### Set of tasks
1/ Please retype the stretch of the optical wireless terminal passage below from "The optical transmitter" through "micro-electro-mechanical system (MEMS).".
2/ In the optical wireless terminal passage below, what two components make up the communication controller (215)?

### Article
....
In preparation for this, an optical wireless communication terminal (200) according to an embodiment may prevent a communication failure by performing a specified rebooting operation during a communication link switching process. The specified rebooting operation may include, for example, at least one of resetting and restarting a communication controller (215), powering off and then supplying power, restarting an operating system, and performing a flush operation of a memory or buffer that clears information on terminals forming existing optical wireless communication links, such as Internet Protocol (IP) or network identifiers. The flush of memory or buffer may include flushing memory of an opposite side optical wireless communication terminal (200) that receives optical wireless data from the optical wireless communication terminal (200). The memory flush may not completely delete optical wireless data stored in a memory (231) but may delete optical wireless data temporarily stored for transmission in a buffer (or volatile memory), transmission records, and information of terminals forming existing optical wireless communication links.
According to an embodiment, the optical wireless transceiver (210) may include an optical receiver (211), an optical transmitter (213), a communication controller (215), and a power supply (217).
The optical receiver (211) may include a position sensing optical sensor (QPD), a communication optical sensor (PD), and a first optical system (211c). The first optical system (211c) may include a lens, a filter, and wavelength division multiplexing (WDM) components.
The optical transmitter (213) may include a light source (laser), an optical signal amplifier (213b), a second optical system (213c) (for example, wavelength division multiplexing (WDM), a beam splitter, a bandpass filter, and a lens), and a directional angle adjustment element (213d). The optical signal amplifier (213b) may include, for example, a semiconductor optical amplifier (SOA), an erbium doped fiber amplifier (EDFA), or the like. The directional angle adjustment element (213d) may include a fast/fine steering mirror (FSM), an actuator, and a micro-electro-mechanical system (MEMS).
The communication controller (215) may include a reset integrated chip (IC) and a first processor (215b). The first processor (215b) may perform operation and control of the optical wireless transceiver (210). The first processor (215b) may include, for example, a microcontroller unit (MCU), a microprocessor unit (MPU), an on-board processor (OBP), or an on-board computer (OBC).
....
### Data segment
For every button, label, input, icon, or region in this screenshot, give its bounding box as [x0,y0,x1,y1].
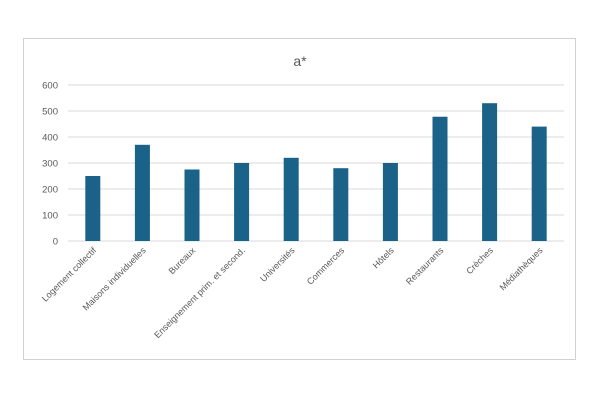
....
### Answers given
1/
The optical transmitter (213) may include a light source (laser), an optical signal amplifier (213b), a second optical system (213c) (for example, wavelength division multiplexing (WDM), a beam splitter, a bandpass filter, and a lens), and a directional angle adjustment element (213d). The optical signal amplifier (213b) may include, for example, a semiconductor optical amplifier (SOA), an erbium doped fiber amplifier (EDFA), or the like. The directional angle adjustment element (213d) may include a fast/fine steering mirror (FSM), an actuator, and a micro-electro-mechanical system (MEMS).

2/ A reset integrated chip (IC) and a first processor (215b).